EXERCISE DETAILS: Note each line where "this" appears, and copy it.

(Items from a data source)
○ ○ ○ ○ ○
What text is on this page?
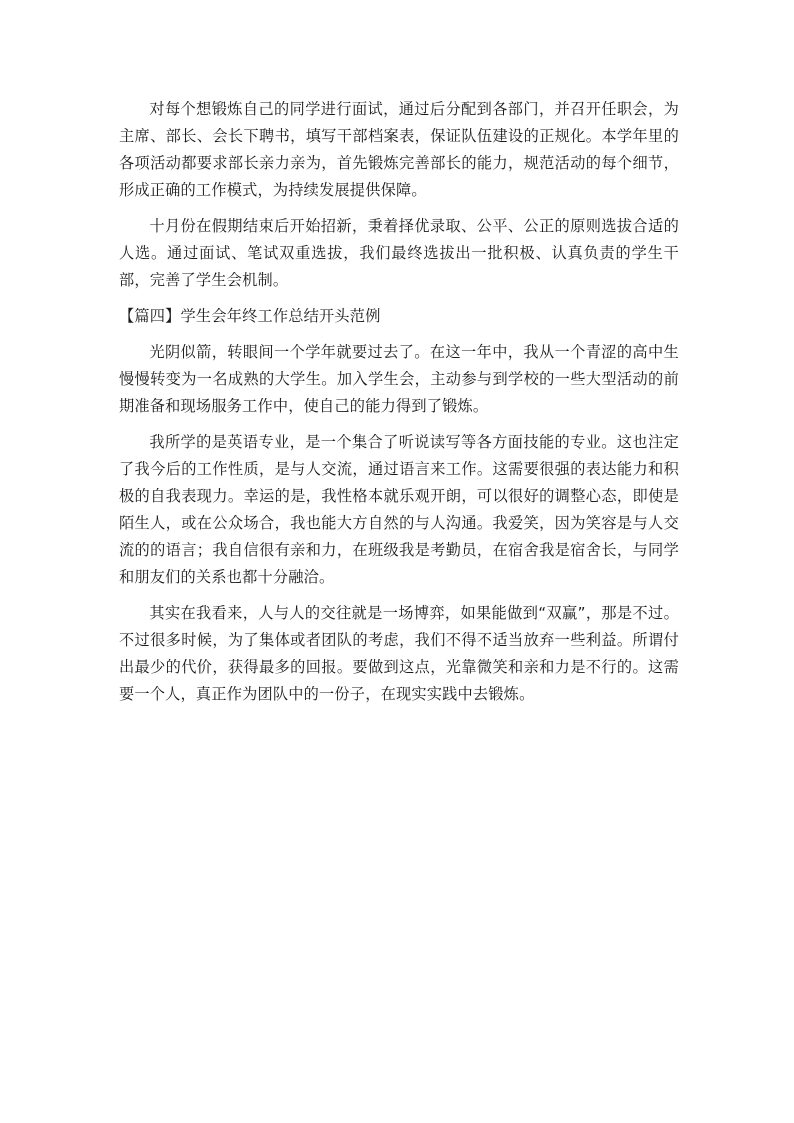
对每个想锻炼自己的同学进行面试，通过后分配到各部门，并召开任职会，为主席、部长、会长下聘书，填写干部档案表，保证队伍建设的正规化。本学年里的各项活动都要求部长亲力亲为，首先锻炼完善部长的能力，规范活动的每个细节，形成正确的工作模式，为持续发展提供保障。

十月份在假期结束后开始招新，秉着择优录取、公平、公正的原则选拔合适的人选。通过面试、笔试双重选拔，我们最终选拔出一批积极、认真负责的学生干部，完善了学生会机制。

【篇四】学生会年终工作总结开头范例

光阴似箭，转眼间一个学年就要过去了。在这一年中，我从一个青涩的高中生慢慢转变为一名成熟的大学生。加入学生会，主动参与到学校的一些大型活动的前期准备和现场服务工作中，使自己的能力得到了锻炼。

我所学的是英语专业，是一个集合了听说读写等各方面技能的专业。这也注定了我今后的工作性质，是与人交流，通过语言来工作。这需要很强的表达能力和积极的自我表现力。幸运的是，我性格本就乐观开朗，可以很好的调整心态，即使是陌生人，或在公众场合，我也能大方自然的与人沟通。我爱笑，因为笑容是与人交流的的语言；我自信很有亲和力，在班级我是考勤员，在宿舍我是宿舍长，与同学和朋友们的关系也都十分融洽。

其实在我看来，人与人的交往就是一场博弈，如果能做到“双赢”，那是不过。不过很多时候，为了集体或者团队的考虑，我们不得不适当放弃一些利益。所谓付出最少的代价，获得最多的回报。要做到这点，光靠微笑和亲和力是不行的。这需要一个人，真正作为团队中的一份子，在现实实践中去锻炼。
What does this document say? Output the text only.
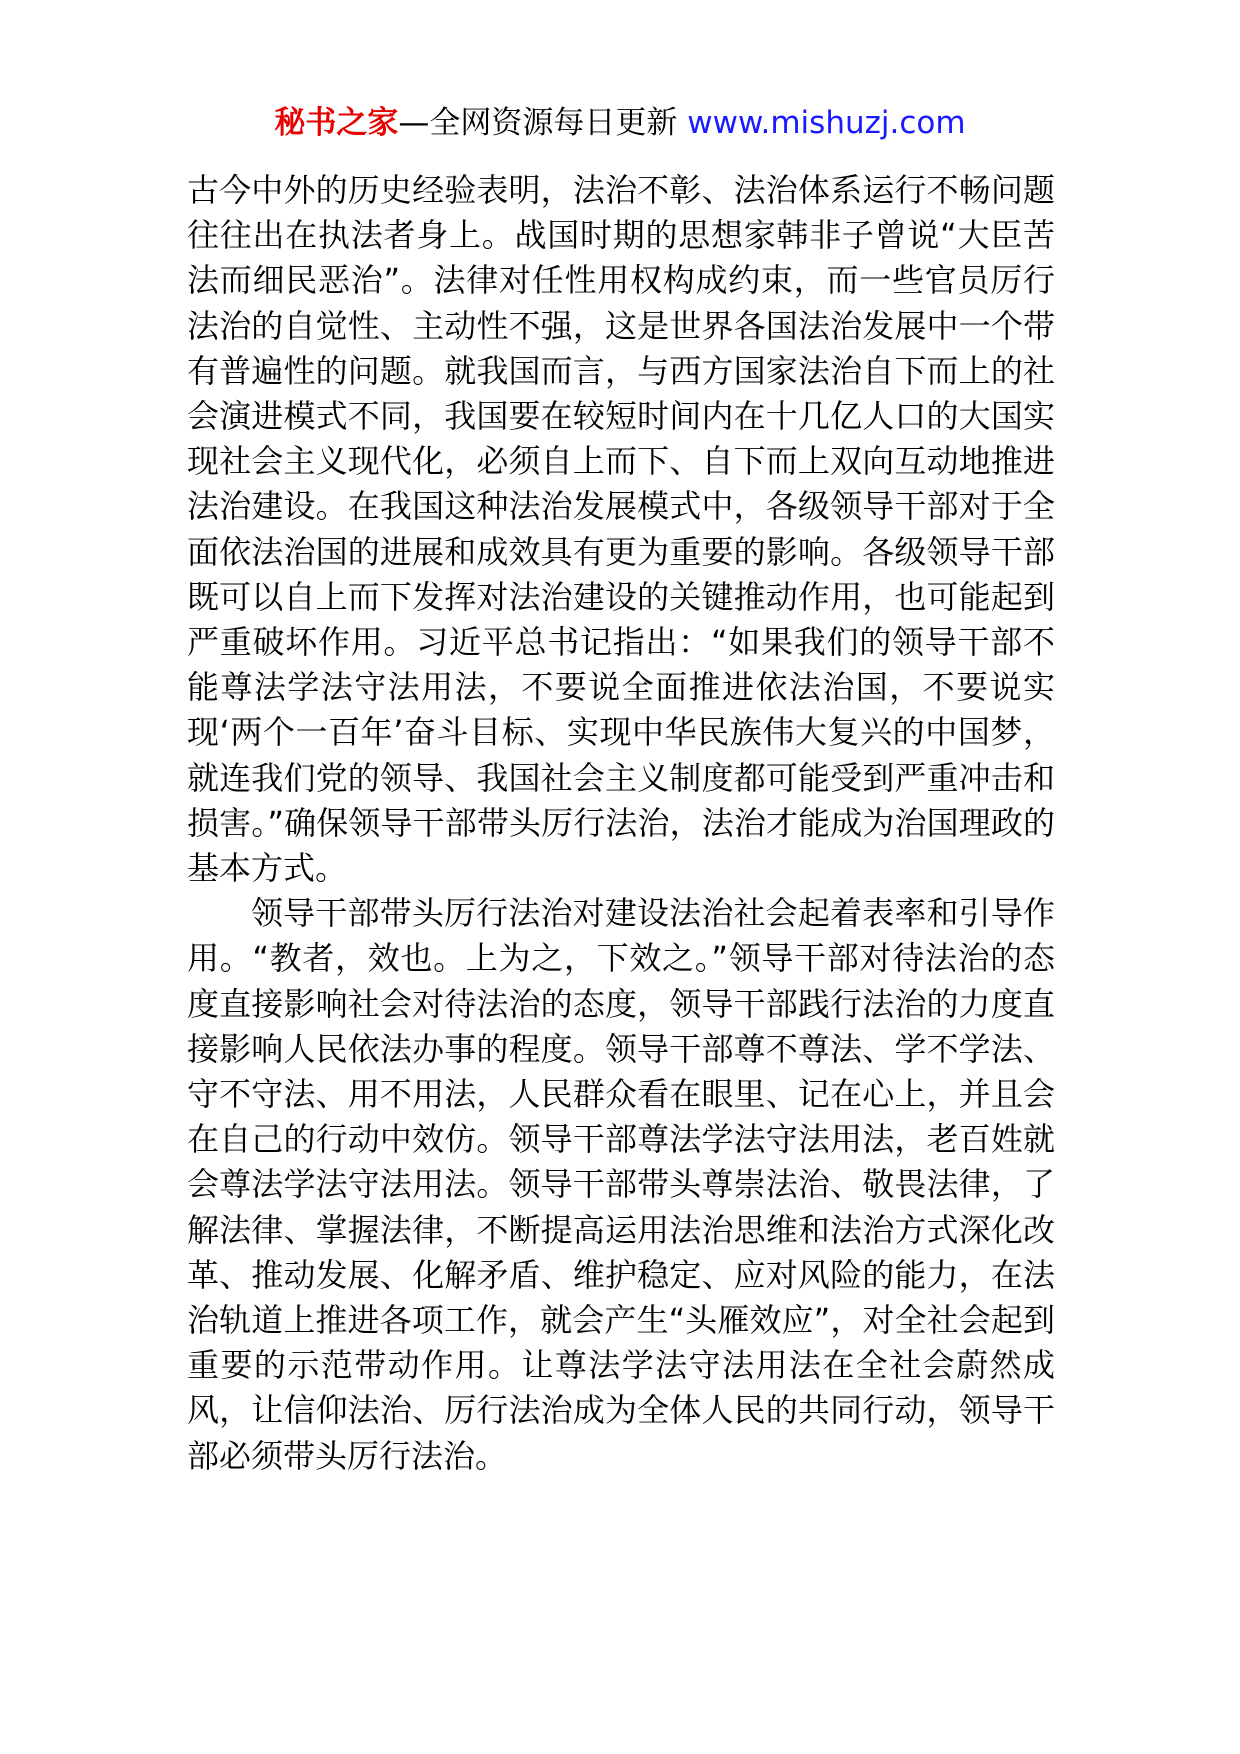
秘书之家—全网资源每日更新 www.mishuzj.com

古今中外的历史经验表明，法治不彰、法治体系运行不畅问题往往出在执法者身上。战国时期的思想家韩非子曾说“大臣苦法而细民恶治”。法律对任性用权构成约束，而一些官员厉行法治的自觉性、主动性不强，这是世界各国法治发展中一个带有普遍性的问题。就我国而言，与西方国家法治自下而上的社会演进模式不同，我国要在较短时间内在十几亿人口的大国实现社会主义现代化，必须自上而下、自下而上双向互动地推进法治建设。在我国这种法治发展模式中，各级领导干部对于全面依法治国的进展和成效具有更为重要的影响。各级领导干部既可以自上而下发挥对法治建设的关键推动作用，也可能起到严重破坏作用。习近平总书记指出：“如果我们的领导干部不能尊法学法守法用法，不要说全面推进依法治国，不要说实现‘两个一百年’奋斗目标、实现中华民族伟大复兴的中国梦，就连我们党的领导、我国社会主义制度都可能受到严重冲击和损害。”确保领导干部带头厉行法治，法治才能成为治国理政的基本方式。

领导干部带头厉行法治对建设法治社会起着表率和引导作用。“教者，效也。上为之，下效之。”领导干部对待法治的态度直接影响社会对待法治的态度，领导干部践行法治的力度直接影响人民依法办事的程度。领导干部尊不尊法、学不学法、守不守法、用不用法，人民群众看在眼里、记在心上，并且会在自己的行动中效仿。领导干部尊法学法守法用法，老百姓就会尊法学法守法用法。领导干部带头尊崇法治、敬畏法律，了解法律、掌握法律，不断提高运用法治思维和法治方式深化改革、推动发展、化解矛盾、维护稳定、应对风险的能力，在法治轨道上推进各项工作，就会产生“头雁效应”，对全社会起到重要的示范带动作用。让尊法学法守法用法在全社会蔚然成风，让信仰法治、厉行法治成为全体人民的共同行动，领导干部必须带头厉行法治。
○ ○ ○ ○ ○
RIGHT ANSWER:
What text is on this page?
What does this document say? Output the text only.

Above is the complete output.